Your objective ▸ Every record should be repeated exactly, except that pictures are left out.

Source data ▸
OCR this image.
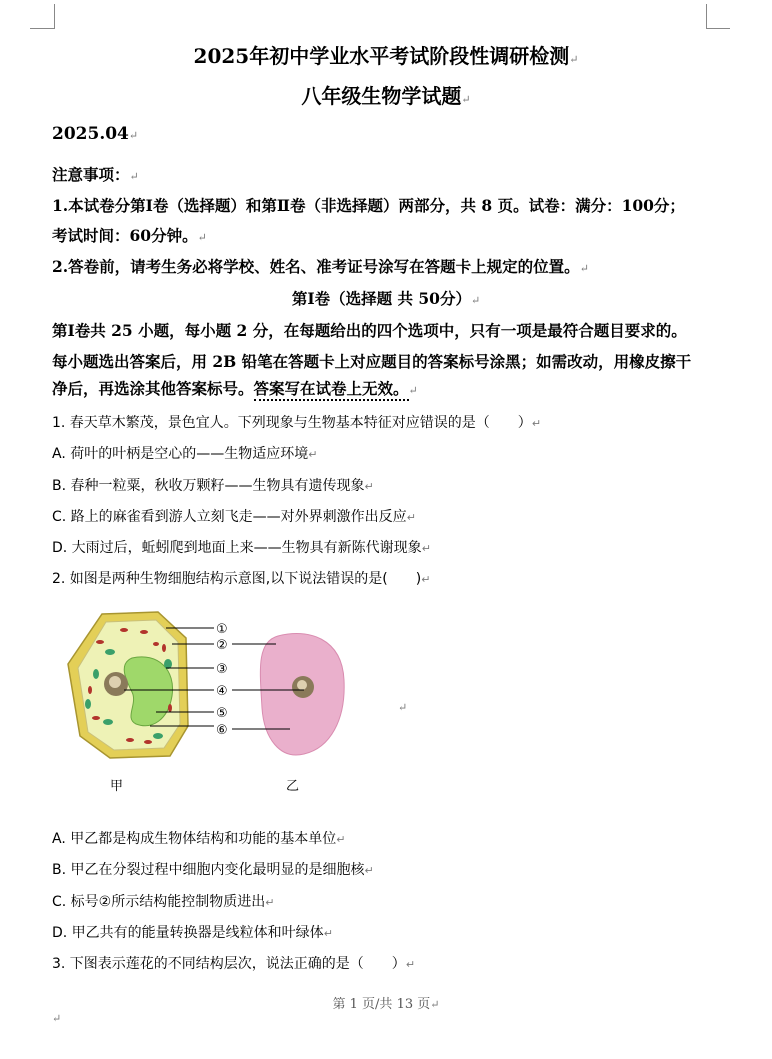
2025年初中学业水平考试阶段性调研检测↵
八年级生物学试题↵
2025.04↵
注意事项：↵
1.本试卷分第Ⅰ卷（选择题）和第Ⅱ卷（非选择题）两部分，共 8 页。试卷：满分：100分；
考试时间：60分钟。↵
2.答卷前，请考生务必将学校、姓名、准考证号涂写在答题卡上规定的位置。↵
第Ⅰ卷（选择题 共 50分）↵
第Ⅰ卷共 25 小题，每小题 2 分，在每题给出的四个选项中，只有一项是最符合题目要求的。
每小题选出答案后，用 2B 铅笔在答题卡上对应题目的答案标号涂黑；如需改动，用橡皮擦干
净后，再选涂其他答案标号。答案写在试卷上无效。↵
1. 春天草木繁茂，景色宜人。下列现象与生物基本特征对应错误的是（　　）↵
A. 荷叶的叶柄是空心的——生物适应环境↵
B. 春种一粒粟，秋收万颗籽——生物具有遗传现象↵
C. 路上的麻雀看到游人立刻飞走——对外界刺激作出反应↵
D. 大雨过后，蚯蚓爬到地面上来——生物具有新陈代谢现象↵
2. 如图是两种生物细胞结构示意图,以下说法错误的是(　　)↵
①
②
③
④
⑤
⑥
甲	乙
↵
A. 甲乙都是构成生物体结构和功能的基本单位↵
B. 甲乙在分裂过程中细胞内变化最明显的是细胞核↵
C. 标号②所示结构能控制物质进出↵
D. 甲乙共有的能量转换器是线粒体和叶绿体↵
3. 下图表示莲花的不同结构层次，说法正确的是（　　）↵
第 1 页/共 13 页↵
↵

Task response ▸
OCR this image.
2025年初中学业水平考试阶段性调研检测↵
八年级生物学试题↵
2025.04↵
注意事项：↵
1.本试卷分第Ⅰ卷（选择题）和第Ⅱ卷（非选择题）两部分，共 8 页。试卷：满分：100分；
考试时间：60分钟。↵
2.答卷前，请考生务必将学校、姓名、准考证号涂写在答题卡上规定的位置。↵
第Ⅰ卷（选择题 共 50分）↵
第Ⅰ卷共 25 小题，每小题 2 分，在每题给出的四个选项中，只有一项是最符合题目要求的。
每小题选出答案后，用 2B 铅笔在答题卡上对应题目的答案标号涂黑；如需改动，用橡皮擦干
净后，再选涂其他答案标号。答案写在试卷上无效。↵
1. 春天草木繁茂，景色宜人。下列现象与生物基本特征对应错误的是（　　）↵
A. 荷叶的叶柄是空心的——生物适应环境↵
B. 春种一粒粟，秋收万颗籽——生物具有遗传现象↵
C. 路上的麻雀看到游人立刻飞走——对外界刺激作出反应↵
D. 大雨过后，蚯蚓爬到地面上来——生物具有新陈代谢现象↵
2. 如图是两种生物细胞结构示意图,以下说法错误的是(　　)↵
①
②
③
④
⑤
⑥
甲	乙
↵
A. 甲乙都是构成生物体结构和功能的基本单位↵
B. 甲乙在分裂过程中细胞内变化最明显的是细胞核↵
C. 标号②所示结构能控制物质进出↵
D. 甲乙共有的能量转换器是线粒体和叶绿体↵
3. 下图表示莲花的不同结构层次，说法正确的是（　　）↵
第 1 页/共 13 页↵
↵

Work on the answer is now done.